:: Brief ::
Copy out the listing exactly.

--- Provided information ---

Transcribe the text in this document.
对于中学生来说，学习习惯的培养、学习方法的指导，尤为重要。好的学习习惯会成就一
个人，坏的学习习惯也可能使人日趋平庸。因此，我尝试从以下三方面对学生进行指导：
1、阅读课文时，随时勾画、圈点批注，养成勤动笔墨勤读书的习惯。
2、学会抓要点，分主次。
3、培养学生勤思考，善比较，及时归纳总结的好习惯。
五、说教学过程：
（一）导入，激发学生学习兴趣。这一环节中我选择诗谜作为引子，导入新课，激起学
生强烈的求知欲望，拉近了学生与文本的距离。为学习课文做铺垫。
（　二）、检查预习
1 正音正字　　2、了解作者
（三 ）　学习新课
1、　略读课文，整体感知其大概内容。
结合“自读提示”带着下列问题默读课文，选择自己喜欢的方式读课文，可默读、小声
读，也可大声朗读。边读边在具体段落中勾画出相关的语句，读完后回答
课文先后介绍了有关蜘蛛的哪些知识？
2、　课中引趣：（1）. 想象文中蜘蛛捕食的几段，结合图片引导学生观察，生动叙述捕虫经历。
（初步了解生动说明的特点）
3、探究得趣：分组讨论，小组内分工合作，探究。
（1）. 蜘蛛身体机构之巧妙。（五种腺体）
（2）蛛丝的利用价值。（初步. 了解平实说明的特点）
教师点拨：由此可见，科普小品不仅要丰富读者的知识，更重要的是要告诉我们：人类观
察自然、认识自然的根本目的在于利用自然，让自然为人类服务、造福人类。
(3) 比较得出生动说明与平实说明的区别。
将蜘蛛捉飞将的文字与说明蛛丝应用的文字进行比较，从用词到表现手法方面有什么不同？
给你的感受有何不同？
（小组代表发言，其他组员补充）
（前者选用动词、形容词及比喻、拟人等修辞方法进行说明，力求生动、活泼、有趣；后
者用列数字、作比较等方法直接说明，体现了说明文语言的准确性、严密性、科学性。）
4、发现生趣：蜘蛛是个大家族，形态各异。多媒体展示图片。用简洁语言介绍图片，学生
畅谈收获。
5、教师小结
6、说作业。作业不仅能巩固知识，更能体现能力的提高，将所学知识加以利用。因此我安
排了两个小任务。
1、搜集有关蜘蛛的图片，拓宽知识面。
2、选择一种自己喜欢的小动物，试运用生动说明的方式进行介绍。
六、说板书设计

---

:: Task solution ::
Transcribe the text in this document.
对于中学生来说，学习习惯的培养、学习方法的指导，尤为重要。好的学习习惯会成就一
个人，坏的学习习惯也可能使人日趋平庸。因此，我尝试从以下三方面对学生进行指导：
1、阅读课文时，随时勾画、圈点批注，养成勤动笔墨勤读书的习惯。
2、学会抓要点，分主次。
3、培养学生勤思考，善比较，及时归纳总结的好习惯。
五、说教学过程：
（一）导入，激发学生学习兴趣。这一环节中我选择诗谜作为引子，导入新课，激起学
生强烈的求知欲望，拉近了学生与文本的距离。为学习课文做铺垫。
（　二）、检查预习
1 正音正字　　2、了解作者
（三 ）　学习新课
1、　略读课文，整体感知其大概内容。
结合“自读提示”带着下列问题默读课文，选择自己喜欢的方式读课文，可默读、小声
读，也可大声朗读。边读边在具体段落中勾画出相关的语句，读完后回答
课文先后介绍了有关蜘蛛的哪些知识？
2、　课中引趣：（1）. 想象文中蜘蛛捕食的几段，结合图片引导学生观察，生动叙述捕虫经历。
（初步了解生动说明的特点）
3、探究得趣：分组讨论，小组内分工合作，探究。
（1）. 蜘蛛身体机构之巧妙。（五种腺体）
（2）蛛丝的利用价值。（初步. 了解平实说明的特点）
教师点拨：由此可见，科普小品不仅要丰富读者的知识，更重要的是要告诉我们：人类观
察自然、认识自然的根本目的在于利用自然，让自然为人类服务、造福人类。
(3) 比较得出生动说明与平实说明的区别。
将蜘蛛捉飞将的文字与说明蛛丝应用的文字进行比较，从用词到表现手法方面有什么不同？
给你的感受有何不同？
（小组代表发言，其他组员补充）
（前者选用动词、形容词及比喻、拟人等修辞方法进行说明，力求生动、活泼、有趣；后
者用列数字、作比较等方法直接说明，体现了说明文语言的准确性、严密性、科学性。）
4、发现生趣：蜘蛛是个大家族，形态各异。多媒体展示图片。用简洁语言介绍图片，学生
畅谈收获。
5、教师小结
6、说作业。作业不仅能巩固知识，更能体现能力的提高，将所学知识加以利用。因此我安
排了两个小任务。
1、搜集有关蜘蛛的图片，拓宽知识面。
2、选择一种自己喜欢的小动物，试运用生动说明的方式进行介绍。
六、说板书设计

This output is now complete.